| SUPPLIED MATERIAL |
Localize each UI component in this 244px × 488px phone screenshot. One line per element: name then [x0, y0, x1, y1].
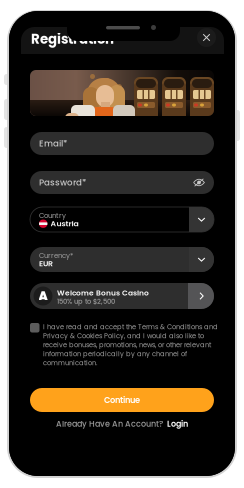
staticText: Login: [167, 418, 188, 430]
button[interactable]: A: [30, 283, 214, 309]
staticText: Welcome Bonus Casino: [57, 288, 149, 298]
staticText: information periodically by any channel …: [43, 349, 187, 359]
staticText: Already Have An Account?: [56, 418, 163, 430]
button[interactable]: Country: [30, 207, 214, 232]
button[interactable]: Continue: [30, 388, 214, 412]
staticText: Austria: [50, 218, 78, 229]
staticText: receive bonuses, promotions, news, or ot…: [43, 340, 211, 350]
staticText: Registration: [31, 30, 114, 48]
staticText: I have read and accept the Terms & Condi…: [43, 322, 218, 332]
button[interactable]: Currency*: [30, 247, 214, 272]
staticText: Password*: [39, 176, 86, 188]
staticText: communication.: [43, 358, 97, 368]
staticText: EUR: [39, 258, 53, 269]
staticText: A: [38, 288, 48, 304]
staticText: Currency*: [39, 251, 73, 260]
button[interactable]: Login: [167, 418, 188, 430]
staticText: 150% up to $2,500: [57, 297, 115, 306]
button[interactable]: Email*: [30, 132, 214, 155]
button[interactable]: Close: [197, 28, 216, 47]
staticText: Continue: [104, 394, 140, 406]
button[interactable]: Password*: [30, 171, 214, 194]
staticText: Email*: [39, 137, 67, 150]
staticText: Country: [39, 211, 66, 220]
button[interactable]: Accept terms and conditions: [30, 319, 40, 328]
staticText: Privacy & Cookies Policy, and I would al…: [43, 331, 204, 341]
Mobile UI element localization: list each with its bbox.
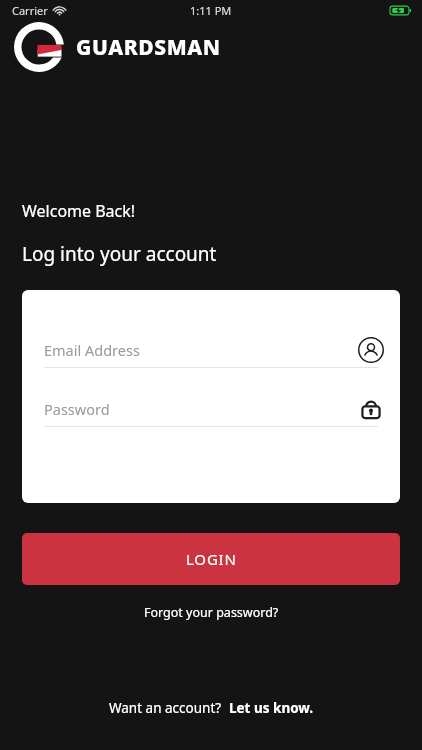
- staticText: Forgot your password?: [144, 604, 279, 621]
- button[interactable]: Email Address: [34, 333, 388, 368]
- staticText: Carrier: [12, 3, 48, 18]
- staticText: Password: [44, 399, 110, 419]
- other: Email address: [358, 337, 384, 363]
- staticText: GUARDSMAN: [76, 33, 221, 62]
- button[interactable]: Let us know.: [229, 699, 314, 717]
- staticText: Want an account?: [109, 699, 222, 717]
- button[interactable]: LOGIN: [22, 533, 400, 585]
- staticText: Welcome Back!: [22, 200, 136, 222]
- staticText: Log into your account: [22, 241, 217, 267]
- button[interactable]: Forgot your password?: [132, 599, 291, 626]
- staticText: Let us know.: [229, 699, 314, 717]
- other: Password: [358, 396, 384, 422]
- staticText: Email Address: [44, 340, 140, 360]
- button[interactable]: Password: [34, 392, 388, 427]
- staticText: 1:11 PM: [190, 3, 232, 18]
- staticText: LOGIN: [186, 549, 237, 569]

| WHAT THE TASK ASKS |
Extract every line of the records above verbatim, leaving out the picture lines.

| SOLUTION TO THE PROBLEM |
Localize each UI component in this 244px × 488px phone screenshot. One line per element: name then [x0, y0, x1, y1].
staticText: Login: [167, 418, 188, 430]
button[interactable]: A: [30, 283, 214, 309]
staticText: Welcome Bonus Casino: [57, 288, 149, 298]
staticText: information periodically by any channel …: [43, 349, 187, 359]
staticText: Already Have An Account?: [56, 418, 163, 430]
button[interactable]: Country: [30, 207, 214, 232]
button[interactable]: Continue: [30, 388, 214, 412]
staticText: Austria: [50, 218, 78, 229]
staticText: receive bonuses, promotions, news, or ot…: [43, 340, 211, 350]
staticText: Registration: [31, 30, 114, 48]
staticText: I have read and accept the Terms & Condi…: [43, 322, 218, 332]
button[interactable]: Currency*: [30, 247, 214, 272]
staticText: Password*: [39, 176, 86, 188]
staticText: communication.: [43, 358, 97, 368]
staticText: EUR: [39, 258, 53, 269]
staticText: A: [38, 288, 48, 304]
staticText: Currency*: [39, 251, 73, 260]
button[interactable]: Login: [167, 418, 188, 430]
staticText: 150% up to $2,500: [57, 297, 115, 306]
button[interactable]: Email*: [30, 132, 214, 155]
button[interactable]: Close: [197, 28, 216, 47]
staticText: Continue: [104, 394, 140, 406]
button[interactable]: Password*: [30, 171, 214, 194]
staticText: Email*: [39, 137, 67, 150]
staticText: Country: [39, 211, 66, 220]
button[interactable]: Accept terms and conditions: [30, 319, 40, 328]
staticText: Privacy & Cookies Policy, and I would al…: [43, 331, 204, 341]
Mobile UI element localization: list each with its bbox.
- staticText: Forgot your password?: [144, 604, 279, 621]
- button[interactable]: Email Address: [34, 333, 388, 368]
- staticText: Carrier: [12, 3, 48, 18]
- staticText: Password: [44, 399, 110, 419]
- other: Email address: [358, 337, 384, 363]
- staticText: GUARDSMAN: [76, 33, 221, 62]
- button[interactable]: Let us know.: [229, 699, 314, 717]
- staticText: Want an account?: [109, 699, 222, 717]
- button[interactable]: LOGIN: [22, 533, 400, 585]
- staticText: Welcome Back!: [22, 200, 136, 222]
- staticText: Log into your account: [22, 241, 217, 267]
- button[interactable]: Forgot your password?: [132, 599, 291, 626]
- staticText: Let us know.: [229, 699, 314, 717]
- other: Password: [358, 396, 384, 422]
- staticText: Email Address: [44, 340, 140, 360]
- button[interactable]: Password: [34, 392, 388, 427]
- staticText: 1:11 PM: [190, 3, 232, 18]
- staticText: LOGIN: [186, 549, 237, 569]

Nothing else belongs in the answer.